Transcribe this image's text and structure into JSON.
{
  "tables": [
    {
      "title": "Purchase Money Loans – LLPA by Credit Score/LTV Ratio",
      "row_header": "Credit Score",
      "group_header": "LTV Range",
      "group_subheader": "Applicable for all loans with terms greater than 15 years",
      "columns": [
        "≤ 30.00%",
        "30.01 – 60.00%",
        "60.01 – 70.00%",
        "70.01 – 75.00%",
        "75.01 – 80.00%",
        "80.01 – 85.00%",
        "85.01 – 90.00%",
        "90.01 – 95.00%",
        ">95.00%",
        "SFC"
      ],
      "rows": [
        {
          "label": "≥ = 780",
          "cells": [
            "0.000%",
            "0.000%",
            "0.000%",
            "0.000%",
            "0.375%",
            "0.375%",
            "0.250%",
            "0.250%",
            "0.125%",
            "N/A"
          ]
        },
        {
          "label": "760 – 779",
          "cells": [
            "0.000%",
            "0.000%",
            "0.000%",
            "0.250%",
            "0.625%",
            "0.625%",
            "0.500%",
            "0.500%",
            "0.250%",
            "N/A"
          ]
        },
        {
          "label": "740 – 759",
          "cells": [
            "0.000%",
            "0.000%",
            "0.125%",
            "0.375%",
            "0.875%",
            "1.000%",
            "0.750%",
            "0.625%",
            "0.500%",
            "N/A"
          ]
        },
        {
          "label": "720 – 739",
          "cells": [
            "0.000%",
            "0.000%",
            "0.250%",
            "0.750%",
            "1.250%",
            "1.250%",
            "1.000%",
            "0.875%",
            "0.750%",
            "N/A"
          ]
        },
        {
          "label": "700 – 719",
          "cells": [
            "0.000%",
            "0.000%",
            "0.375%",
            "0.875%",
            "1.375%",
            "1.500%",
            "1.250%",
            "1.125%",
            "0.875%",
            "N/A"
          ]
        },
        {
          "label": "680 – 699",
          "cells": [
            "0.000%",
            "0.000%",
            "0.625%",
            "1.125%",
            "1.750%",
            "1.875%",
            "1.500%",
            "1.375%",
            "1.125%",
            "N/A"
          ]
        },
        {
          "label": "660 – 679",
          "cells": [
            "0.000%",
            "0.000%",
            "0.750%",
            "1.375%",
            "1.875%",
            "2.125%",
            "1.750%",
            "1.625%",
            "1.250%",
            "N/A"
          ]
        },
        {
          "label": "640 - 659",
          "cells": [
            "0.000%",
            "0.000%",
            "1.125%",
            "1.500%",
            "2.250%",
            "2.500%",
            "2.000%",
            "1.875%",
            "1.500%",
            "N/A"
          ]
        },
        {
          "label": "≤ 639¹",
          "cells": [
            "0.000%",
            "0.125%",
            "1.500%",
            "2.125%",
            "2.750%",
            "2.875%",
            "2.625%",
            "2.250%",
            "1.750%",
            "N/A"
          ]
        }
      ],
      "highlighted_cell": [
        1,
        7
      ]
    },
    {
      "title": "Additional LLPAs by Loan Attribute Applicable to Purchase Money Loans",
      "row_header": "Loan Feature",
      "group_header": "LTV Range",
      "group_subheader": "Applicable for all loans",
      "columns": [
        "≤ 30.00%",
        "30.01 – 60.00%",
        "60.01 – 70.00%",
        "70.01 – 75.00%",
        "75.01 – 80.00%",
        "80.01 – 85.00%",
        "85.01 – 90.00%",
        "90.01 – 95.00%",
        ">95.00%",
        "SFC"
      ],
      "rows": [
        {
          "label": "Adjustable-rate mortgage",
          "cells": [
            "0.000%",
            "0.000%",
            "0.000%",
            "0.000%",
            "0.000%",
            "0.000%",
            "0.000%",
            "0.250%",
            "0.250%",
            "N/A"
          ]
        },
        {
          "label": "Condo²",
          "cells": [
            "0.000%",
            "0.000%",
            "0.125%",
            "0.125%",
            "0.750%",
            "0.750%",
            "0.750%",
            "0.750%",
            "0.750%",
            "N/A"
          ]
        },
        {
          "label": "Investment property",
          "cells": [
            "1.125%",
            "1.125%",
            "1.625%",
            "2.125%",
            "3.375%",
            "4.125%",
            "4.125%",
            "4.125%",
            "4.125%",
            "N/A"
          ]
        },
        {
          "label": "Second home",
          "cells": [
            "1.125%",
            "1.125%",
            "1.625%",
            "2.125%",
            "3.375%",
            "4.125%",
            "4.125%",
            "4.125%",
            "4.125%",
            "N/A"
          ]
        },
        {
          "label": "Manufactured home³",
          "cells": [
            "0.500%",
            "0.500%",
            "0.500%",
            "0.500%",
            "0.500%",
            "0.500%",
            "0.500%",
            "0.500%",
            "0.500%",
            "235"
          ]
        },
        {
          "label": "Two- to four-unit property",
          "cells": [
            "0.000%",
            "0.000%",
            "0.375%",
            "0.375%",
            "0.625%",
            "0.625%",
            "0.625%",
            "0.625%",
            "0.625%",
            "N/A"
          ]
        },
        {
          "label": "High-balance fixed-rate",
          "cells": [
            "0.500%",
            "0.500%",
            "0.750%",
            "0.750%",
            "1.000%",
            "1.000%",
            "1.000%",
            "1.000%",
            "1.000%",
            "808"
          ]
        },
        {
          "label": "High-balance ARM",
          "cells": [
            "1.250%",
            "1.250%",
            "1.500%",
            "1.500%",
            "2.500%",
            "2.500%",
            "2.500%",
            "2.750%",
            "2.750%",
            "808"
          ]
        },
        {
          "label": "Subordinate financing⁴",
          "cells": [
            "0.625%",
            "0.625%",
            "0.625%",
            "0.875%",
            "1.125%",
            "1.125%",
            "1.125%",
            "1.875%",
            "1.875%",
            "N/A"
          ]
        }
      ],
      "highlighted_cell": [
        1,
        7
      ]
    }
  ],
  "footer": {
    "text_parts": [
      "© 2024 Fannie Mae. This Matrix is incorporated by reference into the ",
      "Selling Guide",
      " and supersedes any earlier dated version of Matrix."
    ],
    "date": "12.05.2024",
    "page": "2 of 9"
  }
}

====

:: GOAL ::
The listing above should be transcribed in full, exactly as written.

:: RESULT BELOW ::
Transcribe this image's text and structure into JSON.
{
  "tables": [
    {
      "title": "Purchase Money Loans – LLPA by Credit Score/LTV Ratio",
      "row_header": "Credit Score",
      "group_header": "LTV Range",
      "group_subheader": "Applicable for all loans with terms greater than 15 years",
      "columns": [
        "≤ 30.00%",
        "30.01 – 60.00%",
        "60.01 – 70.00%",
        "70.01 – 75.00%",
        "75.01 – 80.00%",
        "80.01 – 85.00%",
        "85.01 – 90.00%",
        "90.01 – 95.00%",
        ">95.00%",
        "SFC"
      ],
      "rows": [
        {
          "label": "≥ = 780",
          "cells": [
            "0.000%",
            "0.000%",
            "0.000%",
            "0.000%",
            "0.375%",
            "0.375%",
            "0.250%",
            "0.250%",
            "0.125%",
            "N/A"
          ]
        },
        {
          "label": "760 – 779",
          "cells": [
            "0.000%",
            "0.000%",
            "0.000%",
            "0.250%",
            "0.625%",
            "0.625%",
            "0.500%",
            "0.500%",
            "0.250%",
            "N/A"
          ]
        },
        {
          "label": "740 – 759",
          "cells": [
            "0.000%",
            "0.000%",
            "0.125%",
            "0.375%",
            "0.875%",
            "1.000%",
            "0.750%",
            "0.625%",
            "0.500%",
            "N/A"
          ]
        },
        {
          "label": "720 – 739",
          "cells": [
            "0.000%",
            "0.000%",
            "0.250%",
            "0.750%",
            "1.250%",
            "1.250%",
            "1.000%",
            "0.875%",
            "0.750%",
            "N/A"
          ]
        },
        {
          "label": "700 – 719",
          "cells": [
            "0.000%",
            "0.000%",
            "0.375%",
            "0.875%",
            "1.375%",
            "1.500%",
            "1.250%",
            "1.125%",
            "0.875%",
            "N/A"
          ]
        },
        {
          "label": "680 – 699",
          "cells": [
            "0.000%",
            "0.000%",
            "0.625%",
            "1.125%",
            "1.750%",
            "1.875%",
            "1.500%",
            "1.375%",
            "1.125%",
            "N/A"
          ]
        },
        {
          "label": "660 – 679",
          "cells": [
            "0.000%",
            "0.000%",
            "0.750%",
            "1.375%",
            "1.875%",
            "2.125%",
            "1.750%",
            "1.625%",
            "1.250%",
            "N/A"
          ]
        },
        {
          "label": "640 - 659",
          "cells": [
            "0.000%",
            "0.000%",
            "1.125%",
            "1.500%",
            "2.250%",
            "2.500%",
            "2.000%",
            "1.875%",
            "1.500%",
            "N/A"
          ]
        },
        {
          "label": "≤ 639¹",
          "cells": [
            "0.000%",
            "0.125%",
            "1.500%",
            "2.125%",
            "2.750%",
            "2.875%",
            "2.625%",
            "2.250%",
            "1.750%",
            "N/A"
          ]
        }
      ],
      "highlighted_cell": [
        1,
        7
      ]
    },
    {
      "title": "Additional LLPAs by Loan Attribute Applicable to Purchase Money Loans",
      "row_header": "Loan Feature",
      "group_header": "LTV Range",
      "group_subheader": "Applicable for all loans",
      "columns": [
        "≤ 30.00%",
        "30.01 – 60.00%",
        "60.01 – 70.00%",
        "70.01 – 75.00%",
        "75.01 – 80.00%",
        "80.01 – 85.00%",
        "85.01 – 90.00%",
        "90.01 – 95.00%",
        ">95.00%",
        "SFC"
      ],
      "rows": [
        {
          "label": "Adjustable-rate mortgage",
          "cells": [
            "0.000%",
            "0.000%",
            "0.000%",
            "0.000%",
            "0.000%",
            "0.000%",
            "0.000%",
            "0.250%",
            "0.250%",
            "N/A"
          ]
        },
        {
          "label": "Condo²",
          "cells": [
            "0.000%",
            "0.000%",
            "0.125%",
            "0.125%",
            "0.750%",
            "0.750%",
            "0.750%",
            "0.750%",
            "0.750%",
            "N/A"
          ]
        },
        {
          "label": "Investment property",
          "cells": [
            "1.125%",
            "1.125%",
            "1.625%",
            "2.125%",
            "3.375%",
            "4.125%",
            "4.125%",
            "4.125%",
            "4.125%",
            "N/A"
          ]
        },
        {
          "label": "Second home",
          "cells": [
            "1.125%",
            "1.125%",
            "1.625%",
            "2.125%",
            "3.375%",
            "4.125%",
            "4.125%",
            "4.125%",
            "4.125%",
            "N/A"
          ]
        },
        {
          "label": "Manufactured home³",
          "cells": [
            "0.500%",
            "0.500%",
            "0.500%",
            "0.500%",
            "0.500%",
            "0.500%",
            "0.500%",
            "0.500%",
            "0.500%",
            "235"
          ]
        },
        {
          "label": "Two- to four-unit property",
          "cells": [
            "0.000%",
            "0.000%",
            "0.375%",
            "0.375%",
            "0.625%",
            "0.625%",
            "0.625%",
            "0.625%",
            "0.625%",
            "N/A"
          ]
        },
        {
          "label": "High-balance fixed-rate",
          "cells": [
            "0.500%",
            "0.500%",
            "0.750%",
            "0.750%",
            "1.000%",
            "1.000%",
            "1.000%",
            "1.000%",
            "1.000%",
            "808"
          ]
        },
        {
          "label": "High-balance ARM",
          "cells": [
            "1.250%",
            "1.250%",
            "1.500%",
            "1.500%",
            "2.500%",
            "2.500%",
            "2.500%",
            "2.750%",
            "2.750%",
            "808"
          ]
        },
        {
          "label": "Subordinate financing⁴",
          "cells": [
            "0.625%",
            "0.625%",
            "0.625%",
            "0.875%",
            "1.125%",
            "1.125%",
            "1.125%",
            "1.875%",
            "1.875%",
            "N/A"
          ]
        }
      ],
      "highlighted_cell": [
        1,
        7
      ]
    }
  ],
  "footer": {
    "text_parts": [
      "© 2024 Fannie Mae. This Matrix is incorporated by reference into the ",
      "Selling Guide",
      " and supersedes any earlier dated version of Matrix."
    ],
    "date": "12.05.2024",
    "page": "2 of 9"
  }
}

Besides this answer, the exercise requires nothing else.